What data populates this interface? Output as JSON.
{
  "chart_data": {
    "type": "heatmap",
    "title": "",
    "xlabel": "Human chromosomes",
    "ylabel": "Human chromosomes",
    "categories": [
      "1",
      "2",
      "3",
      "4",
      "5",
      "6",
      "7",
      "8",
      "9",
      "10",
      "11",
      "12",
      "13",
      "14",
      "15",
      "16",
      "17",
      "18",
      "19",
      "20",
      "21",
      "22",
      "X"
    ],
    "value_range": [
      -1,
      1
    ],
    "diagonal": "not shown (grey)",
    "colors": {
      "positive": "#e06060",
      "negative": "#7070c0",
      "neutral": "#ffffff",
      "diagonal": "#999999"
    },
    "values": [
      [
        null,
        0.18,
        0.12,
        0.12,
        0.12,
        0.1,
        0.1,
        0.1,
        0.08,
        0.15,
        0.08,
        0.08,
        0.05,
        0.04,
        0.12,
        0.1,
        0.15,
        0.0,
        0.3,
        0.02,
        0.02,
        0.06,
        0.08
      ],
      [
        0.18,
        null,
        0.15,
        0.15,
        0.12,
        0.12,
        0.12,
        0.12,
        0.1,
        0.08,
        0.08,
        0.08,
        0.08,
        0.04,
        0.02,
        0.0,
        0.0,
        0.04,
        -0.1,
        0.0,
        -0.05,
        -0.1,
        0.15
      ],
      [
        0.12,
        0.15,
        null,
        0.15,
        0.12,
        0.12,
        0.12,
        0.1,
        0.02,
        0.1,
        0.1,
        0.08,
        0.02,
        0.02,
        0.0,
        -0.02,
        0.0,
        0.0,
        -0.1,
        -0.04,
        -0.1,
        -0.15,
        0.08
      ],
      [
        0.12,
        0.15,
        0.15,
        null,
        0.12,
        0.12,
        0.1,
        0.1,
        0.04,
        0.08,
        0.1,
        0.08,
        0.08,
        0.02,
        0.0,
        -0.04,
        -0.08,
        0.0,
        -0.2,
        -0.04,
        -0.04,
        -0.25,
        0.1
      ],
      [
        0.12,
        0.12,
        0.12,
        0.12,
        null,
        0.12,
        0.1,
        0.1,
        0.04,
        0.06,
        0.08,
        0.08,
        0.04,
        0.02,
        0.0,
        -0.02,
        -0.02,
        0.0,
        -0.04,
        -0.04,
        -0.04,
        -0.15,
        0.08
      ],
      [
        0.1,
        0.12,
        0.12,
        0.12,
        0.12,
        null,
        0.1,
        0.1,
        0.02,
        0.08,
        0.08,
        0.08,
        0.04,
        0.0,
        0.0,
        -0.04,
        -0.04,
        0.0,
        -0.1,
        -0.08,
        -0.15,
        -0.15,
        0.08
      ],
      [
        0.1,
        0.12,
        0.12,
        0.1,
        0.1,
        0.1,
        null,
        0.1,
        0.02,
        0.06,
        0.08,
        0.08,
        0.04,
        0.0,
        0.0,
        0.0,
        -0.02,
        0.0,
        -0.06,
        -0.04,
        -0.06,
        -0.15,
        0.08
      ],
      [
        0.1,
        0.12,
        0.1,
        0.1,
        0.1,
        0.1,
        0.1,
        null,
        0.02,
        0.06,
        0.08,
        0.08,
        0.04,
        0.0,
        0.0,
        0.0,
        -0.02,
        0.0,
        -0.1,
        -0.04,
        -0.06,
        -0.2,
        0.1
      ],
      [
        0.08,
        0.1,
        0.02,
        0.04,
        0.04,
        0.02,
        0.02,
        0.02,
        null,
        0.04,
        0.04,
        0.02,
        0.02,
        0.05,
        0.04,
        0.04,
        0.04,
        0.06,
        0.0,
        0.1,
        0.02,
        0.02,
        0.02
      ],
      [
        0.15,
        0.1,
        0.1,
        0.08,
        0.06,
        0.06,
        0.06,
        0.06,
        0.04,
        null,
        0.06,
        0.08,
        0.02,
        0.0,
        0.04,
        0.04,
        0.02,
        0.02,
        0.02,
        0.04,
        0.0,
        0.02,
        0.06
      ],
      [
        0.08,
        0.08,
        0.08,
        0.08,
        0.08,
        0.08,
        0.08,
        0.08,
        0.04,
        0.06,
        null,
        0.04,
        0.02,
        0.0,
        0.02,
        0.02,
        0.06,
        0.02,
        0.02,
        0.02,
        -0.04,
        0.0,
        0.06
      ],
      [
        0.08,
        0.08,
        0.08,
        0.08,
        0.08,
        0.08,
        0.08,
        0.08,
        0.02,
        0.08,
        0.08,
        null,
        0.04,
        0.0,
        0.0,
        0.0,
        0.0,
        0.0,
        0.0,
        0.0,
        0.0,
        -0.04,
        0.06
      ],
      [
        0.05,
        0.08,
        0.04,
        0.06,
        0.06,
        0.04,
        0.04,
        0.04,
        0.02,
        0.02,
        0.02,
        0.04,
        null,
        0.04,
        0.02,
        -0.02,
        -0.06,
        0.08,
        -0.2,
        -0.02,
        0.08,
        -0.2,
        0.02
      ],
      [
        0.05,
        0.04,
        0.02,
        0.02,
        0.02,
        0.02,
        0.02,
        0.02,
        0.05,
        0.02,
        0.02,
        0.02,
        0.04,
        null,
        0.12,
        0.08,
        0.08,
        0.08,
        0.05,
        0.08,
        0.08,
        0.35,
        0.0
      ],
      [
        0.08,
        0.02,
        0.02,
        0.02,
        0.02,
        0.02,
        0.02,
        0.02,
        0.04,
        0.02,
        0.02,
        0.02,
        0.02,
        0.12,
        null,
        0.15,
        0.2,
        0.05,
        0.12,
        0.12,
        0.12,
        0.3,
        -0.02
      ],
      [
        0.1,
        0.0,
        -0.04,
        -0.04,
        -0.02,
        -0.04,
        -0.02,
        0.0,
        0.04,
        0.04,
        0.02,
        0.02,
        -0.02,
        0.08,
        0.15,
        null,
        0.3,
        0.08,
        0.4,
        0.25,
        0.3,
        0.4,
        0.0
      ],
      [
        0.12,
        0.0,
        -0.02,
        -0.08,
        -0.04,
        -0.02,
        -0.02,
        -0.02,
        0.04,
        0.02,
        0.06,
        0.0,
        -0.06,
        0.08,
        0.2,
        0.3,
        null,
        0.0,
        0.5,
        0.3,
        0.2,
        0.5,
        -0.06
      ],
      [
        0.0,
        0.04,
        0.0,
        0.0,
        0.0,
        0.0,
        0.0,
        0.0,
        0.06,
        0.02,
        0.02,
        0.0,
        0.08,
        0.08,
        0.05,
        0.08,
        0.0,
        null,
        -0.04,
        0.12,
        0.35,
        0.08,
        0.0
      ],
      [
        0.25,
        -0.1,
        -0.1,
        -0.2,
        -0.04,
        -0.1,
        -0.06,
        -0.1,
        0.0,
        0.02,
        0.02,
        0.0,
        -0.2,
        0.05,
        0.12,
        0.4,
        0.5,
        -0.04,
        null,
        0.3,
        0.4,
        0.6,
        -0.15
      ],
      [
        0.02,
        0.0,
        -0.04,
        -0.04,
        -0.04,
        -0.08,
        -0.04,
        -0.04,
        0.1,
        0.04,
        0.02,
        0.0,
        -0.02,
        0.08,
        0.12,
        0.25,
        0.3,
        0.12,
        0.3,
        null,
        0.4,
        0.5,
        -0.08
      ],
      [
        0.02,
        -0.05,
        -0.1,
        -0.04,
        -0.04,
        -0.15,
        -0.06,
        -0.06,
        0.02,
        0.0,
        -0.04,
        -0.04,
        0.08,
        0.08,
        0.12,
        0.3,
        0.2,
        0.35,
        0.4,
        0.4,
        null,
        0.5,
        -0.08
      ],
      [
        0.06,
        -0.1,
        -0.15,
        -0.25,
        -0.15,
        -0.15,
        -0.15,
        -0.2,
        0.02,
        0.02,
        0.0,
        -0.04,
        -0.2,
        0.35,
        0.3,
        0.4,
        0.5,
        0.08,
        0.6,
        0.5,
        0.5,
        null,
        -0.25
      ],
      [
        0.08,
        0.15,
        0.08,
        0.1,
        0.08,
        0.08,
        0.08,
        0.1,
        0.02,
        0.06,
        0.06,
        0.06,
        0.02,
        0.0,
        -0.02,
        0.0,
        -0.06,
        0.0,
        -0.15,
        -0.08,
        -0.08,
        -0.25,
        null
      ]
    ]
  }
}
+---+
## The request
Check every line for "diagonal" and show the ones that have it.

## Result
    "diagonal": "not shown (grey)",
      "diagonal": "#999999"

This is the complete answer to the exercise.